RECORD EXTRACTS:
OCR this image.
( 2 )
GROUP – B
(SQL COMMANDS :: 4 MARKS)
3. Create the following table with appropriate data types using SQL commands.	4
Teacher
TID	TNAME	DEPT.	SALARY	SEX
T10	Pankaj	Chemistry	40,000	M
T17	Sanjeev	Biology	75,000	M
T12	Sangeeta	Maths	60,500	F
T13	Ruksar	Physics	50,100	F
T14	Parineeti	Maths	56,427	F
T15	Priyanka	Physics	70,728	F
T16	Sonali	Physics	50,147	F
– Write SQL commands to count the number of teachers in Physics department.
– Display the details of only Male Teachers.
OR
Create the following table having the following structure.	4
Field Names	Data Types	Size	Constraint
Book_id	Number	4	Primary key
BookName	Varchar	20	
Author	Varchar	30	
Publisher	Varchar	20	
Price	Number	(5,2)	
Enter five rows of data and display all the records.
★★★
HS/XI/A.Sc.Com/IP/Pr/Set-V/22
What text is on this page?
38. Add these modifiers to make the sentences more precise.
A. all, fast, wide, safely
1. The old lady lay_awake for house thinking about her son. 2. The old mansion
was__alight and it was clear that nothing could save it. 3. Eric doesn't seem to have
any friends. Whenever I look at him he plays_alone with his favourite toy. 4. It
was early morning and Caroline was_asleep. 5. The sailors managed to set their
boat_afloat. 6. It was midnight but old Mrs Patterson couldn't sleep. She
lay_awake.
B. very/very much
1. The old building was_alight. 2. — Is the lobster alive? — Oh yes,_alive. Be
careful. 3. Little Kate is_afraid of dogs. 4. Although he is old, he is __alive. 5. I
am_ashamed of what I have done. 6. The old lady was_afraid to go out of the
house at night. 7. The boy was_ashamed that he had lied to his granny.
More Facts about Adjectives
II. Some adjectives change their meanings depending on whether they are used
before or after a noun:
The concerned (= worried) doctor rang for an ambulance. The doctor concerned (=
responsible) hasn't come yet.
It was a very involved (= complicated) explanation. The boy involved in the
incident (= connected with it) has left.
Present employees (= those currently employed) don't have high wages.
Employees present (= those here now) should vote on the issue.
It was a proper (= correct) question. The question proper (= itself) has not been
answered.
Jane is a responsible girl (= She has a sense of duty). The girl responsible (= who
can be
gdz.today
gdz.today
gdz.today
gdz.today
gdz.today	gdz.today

INSTRUCTIONS FOR THE TASK:
Copy out each line of the data where the string "Varchar" appears.

SOLUTION TO THIS EXERCISE:
BookName	Varchar	20	
Author	Varchar	30	
Publisher	Varchar	20	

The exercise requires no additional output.